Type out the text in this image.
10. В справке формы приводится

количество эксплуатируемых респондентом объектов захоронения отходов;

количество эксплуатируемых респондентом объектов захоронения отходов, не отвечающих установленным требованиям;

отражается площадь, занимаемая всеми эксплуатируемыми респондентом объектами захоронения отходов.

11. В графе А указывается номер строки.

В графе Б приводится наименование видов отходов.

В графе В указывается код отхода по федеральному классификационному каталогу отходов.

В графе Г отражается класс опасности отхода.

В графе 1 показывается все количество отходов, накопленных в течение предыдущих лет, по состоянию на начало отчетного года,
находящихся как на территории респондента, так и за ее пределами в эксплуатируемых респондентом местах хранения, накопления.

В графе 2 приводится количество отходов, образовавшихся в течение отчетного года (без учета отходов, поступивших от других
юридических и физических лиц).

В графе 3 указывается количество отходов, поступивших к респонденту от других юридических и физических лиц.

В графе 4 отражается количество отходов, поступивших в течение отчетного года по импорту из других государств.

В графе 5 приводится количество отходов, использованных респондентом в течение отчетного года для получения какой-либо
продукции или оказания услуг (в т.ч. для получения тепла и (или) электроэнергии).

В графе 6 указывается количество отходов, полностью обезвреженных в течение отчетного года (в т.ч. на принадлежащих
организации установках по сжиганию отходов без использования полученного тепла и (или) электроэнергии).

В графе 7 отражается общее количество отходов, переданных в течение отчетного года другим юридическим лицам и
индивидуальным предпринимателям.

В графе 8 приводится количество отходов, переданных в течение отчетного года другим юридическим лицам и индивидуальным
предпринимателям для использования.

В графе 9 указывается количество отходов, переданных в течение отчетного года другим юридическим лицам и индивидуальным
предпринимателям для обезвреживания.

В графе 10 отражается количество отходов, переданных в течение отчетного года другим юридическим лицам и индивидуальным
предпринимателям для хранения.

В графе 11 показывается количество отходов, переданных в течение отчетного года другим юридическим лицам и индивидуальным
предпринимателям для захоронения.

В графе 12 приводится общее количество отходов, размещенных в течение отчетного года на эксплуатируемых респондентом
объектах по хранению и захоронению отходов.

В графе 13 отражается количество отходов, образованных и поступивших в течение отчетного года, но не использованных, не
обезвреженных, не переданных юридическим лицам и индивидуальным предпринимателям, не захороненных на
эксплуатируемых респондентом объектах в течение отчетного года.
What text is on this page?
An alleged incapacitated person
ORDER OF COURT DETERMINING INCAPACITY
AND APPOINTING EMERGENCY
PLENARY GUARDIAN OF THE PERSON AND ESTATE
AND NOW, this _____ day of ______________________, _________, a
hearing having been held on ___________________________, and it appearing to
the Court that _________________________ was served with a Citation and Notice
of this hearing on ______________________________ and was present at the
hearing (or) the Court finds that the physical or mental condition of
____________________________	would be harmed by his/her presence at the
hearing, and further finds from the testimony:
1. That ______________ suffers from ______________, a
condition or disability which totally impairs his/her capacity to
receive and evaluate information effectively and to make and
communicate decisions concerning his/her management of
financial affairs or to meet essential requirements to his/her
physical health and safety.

### PROBLEM:
Report the number of lines that contain "text", with no other words.

### COMPLETE ANSWER:
2